(Excerpts from a figure dataset)
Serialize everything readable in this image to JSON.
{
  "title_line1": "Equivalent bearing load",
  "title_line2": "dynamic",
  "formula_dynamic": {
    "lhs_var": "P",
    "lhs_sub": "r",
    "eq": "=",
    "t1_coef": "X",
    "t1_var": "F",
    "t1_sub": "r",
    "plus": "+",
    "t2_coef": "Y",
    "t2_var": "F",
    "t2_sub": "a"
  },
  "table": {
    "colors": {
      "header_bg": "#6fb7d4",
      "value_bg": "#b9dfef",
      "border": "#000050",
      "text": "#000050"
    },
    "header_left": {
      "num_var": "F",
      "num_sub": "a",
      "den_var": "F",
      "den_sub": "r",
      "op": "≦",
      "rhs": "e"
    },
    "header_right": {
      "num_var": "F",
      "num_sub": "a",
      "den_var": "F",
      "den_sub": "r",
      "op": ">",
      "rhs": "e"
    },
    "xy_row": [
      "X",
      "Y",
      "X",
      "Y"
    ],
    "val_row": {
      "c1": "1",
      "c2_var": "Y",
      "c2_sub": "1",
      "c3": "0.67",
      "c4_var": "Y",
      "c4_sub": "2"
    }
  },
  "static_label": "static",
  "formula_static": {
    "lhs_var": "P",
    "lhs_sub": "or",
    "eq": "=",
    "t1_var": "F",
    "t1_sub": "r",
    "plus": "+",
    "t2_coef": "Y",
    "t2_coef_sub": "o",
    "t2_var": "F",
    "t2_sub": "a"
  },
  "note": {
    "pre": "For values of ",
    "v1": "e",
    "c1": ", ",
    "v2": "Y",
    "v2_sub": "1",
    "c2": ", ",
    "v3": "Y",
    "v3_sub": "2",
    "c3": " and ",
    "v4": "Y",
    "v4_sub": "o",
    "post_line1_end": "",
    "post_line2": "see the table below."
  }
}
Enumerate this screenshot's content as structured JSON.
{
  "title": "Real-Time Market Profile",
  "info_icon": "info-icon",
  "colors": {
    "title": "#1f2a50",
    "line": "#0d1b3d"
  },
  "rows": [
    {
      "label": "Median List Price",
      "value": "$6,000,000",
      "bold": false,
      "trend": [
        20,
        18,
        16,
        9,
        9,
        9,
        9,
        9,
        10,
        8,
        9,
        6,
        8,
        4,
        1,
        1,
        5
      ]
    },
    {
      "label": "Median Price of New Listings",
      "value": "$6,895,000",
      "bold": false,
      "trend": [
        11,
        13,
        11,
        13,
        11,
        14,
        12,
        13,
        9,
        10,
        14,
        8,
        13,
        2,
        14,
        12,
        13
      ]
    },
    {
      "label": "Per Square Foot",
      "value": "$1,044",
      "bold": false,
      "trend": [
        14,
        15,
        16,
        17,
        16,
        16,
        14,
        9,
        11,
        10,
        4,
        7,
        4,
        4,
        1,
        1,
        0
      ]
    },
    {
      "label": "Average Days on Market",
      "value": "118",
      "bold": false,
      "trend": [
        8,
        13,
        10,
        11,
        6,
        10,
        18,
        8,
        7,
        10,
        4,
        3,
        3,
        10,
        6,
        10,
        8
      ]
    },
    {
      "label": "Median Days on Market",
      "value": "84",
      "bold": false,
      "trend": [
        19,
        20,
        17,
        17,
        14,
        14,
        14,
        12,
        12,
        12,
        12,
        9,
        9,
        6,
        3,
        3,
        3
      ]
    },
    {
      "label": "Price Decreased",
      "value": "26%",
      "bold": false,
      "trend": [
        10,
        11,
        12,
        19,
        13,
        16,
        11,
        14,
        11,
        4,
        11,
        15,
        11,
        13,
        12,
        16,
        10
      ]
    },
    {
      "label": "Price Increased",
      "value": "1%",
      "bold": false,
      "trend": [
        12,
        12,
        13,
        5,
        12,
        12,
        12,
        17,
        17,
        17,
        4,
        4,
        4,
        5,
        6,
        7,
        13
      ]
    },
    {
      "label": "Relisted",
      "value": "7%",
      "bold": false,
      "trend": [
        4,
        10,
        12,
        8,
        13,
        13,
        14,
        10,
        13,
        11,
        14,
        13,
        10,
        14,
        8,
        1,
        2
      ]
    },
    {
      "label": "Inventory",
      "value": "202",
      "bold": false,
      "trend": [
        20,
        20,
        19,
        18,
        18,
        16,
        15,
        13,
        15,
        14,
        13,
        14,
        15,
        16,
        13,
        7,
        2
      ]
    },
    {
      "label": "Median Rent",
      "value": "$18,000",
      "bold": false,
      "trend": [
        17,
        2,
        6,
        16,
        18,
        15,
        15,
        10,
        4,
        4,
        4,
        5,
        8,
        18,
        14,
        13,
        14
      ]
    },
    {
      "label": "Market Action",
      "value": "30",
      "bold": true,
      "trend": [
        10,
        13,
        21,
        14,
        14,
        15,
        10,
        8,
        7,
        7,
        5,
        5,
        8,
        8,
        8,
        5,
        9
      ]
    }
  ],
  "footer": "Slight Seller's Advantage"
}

-- Task requirements --
Above are some records. Report the number of their lines that include "table", and add nothing else.

-- Full answer --
2